- Exercise details:
List each line in which the string "Plot" appears.

- Entries with figure data:

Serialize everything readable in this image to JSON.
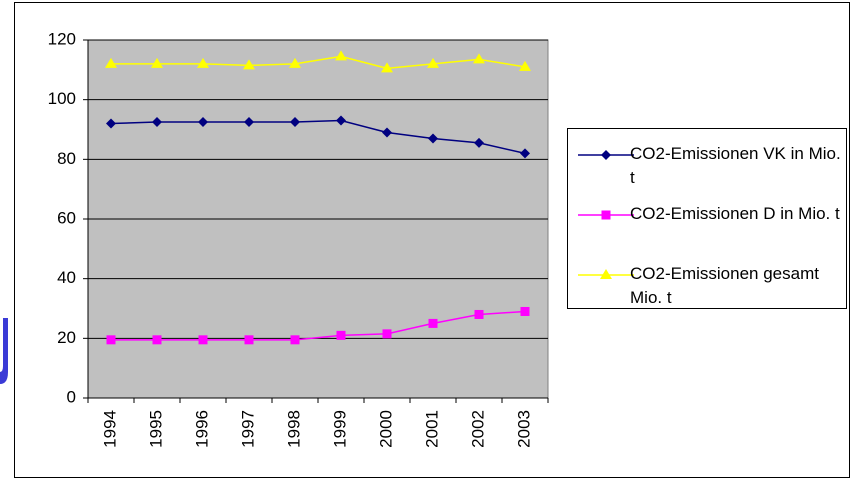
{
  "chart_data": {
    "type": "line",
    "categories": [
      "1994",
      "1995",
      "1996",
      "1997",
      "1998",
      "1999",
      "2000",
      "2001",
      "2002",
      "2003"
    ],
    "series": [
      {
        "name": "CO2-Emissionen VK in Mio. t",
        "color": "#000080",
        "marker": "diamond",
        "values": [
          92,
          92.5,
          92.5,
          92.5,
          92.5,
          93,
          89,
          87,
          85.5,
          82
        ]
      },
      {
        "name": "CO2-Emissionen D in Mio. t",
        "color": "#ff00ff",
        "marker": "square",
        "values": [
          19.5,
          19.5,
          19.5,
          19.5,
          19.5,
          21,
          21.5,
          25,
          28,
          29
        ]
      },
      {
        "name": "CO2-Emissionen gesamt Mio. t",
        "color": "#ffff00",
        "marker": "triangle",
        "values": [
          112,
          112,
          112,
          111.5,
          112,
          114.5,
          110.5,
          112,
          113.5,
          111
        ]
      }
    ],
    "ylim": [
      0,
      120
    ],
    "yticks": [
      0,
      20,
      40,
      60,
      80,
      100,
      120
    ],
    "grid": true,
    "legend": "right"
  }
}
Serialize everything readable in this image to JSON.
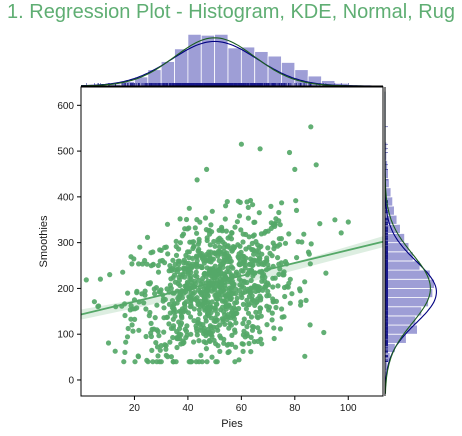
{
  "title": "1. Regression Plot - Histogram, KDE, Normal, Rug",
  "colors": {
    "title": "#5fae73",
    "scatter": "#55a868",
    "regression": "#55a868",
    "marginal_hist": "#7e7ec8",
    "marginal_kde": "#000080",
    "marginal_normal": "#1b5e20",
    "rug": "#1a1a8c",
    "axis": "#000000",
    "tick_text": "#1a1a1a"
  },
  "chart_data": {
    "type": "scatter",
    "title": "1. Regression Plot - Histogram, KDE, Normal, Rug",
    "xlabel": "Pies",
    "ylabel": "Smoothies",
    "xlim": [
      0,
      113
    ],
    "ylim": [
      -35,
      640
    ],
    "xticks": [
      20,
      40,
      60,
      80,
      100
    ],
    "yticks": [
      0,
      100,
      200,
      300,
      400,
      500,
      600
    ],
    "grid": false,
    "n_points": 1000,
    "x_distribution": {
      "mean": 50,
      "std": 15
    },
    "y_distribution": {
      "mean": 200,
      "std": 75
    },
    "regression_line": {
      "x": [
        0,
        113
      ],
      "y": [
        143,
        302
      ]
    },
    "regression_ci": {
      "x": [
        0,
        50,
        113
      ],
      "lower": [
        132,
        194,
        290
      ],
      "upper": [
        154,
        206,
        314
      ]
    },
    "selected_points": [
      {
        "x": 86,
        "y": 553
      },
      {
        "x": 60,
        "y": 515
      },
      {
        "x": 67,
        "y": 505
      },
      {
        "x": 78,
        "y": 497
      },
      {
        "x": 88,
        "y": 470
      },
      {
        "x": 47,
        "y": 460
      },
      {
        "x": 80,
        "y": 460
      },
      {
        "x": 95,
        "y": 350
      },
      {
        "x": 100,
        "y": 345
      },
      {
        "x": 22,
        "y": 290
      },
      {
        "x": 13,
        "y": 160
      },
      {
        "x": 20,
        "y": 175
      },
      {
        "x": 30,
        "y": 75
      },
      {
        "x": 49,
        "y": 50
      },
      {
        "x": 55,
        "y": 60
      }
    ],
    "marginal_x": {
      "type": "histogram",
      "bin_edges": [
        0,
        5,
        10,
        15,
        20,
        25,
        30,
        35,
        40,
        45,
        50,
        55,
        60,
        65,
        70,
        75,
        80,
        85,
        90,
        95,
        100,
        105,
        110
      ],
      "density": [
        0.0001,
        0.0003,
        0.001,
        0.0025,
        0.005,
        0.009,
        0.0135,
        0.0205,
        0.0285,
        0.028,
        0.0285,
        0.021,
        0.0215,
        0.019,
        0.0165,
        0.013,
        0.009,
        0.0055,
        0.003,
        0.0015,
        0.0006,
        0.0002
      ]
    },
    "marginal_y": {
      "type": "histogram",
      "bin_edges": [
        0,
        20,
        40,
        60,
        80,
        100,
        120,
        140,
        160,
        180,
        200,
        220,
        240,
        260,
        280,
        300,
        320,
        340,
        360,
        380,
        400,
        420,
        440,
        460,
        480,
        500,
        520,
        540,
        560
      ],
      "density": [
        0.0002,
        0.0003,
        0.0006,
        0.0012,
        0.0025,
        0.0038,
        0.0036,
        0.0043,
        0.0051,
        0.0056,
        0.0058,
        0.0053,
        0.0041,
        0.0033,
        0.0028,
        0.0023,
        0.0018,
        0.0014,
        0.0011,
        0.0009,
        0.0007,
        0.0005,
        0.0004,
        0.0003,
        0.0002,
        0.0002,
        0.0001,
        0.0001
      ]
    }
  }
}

- Solved problem:
  "title": "1. Regression Plot - Histogram, KDE, Normal, Rug",
    "title": "1. Regression Plot - Histogram, KDE, Normal, Rug",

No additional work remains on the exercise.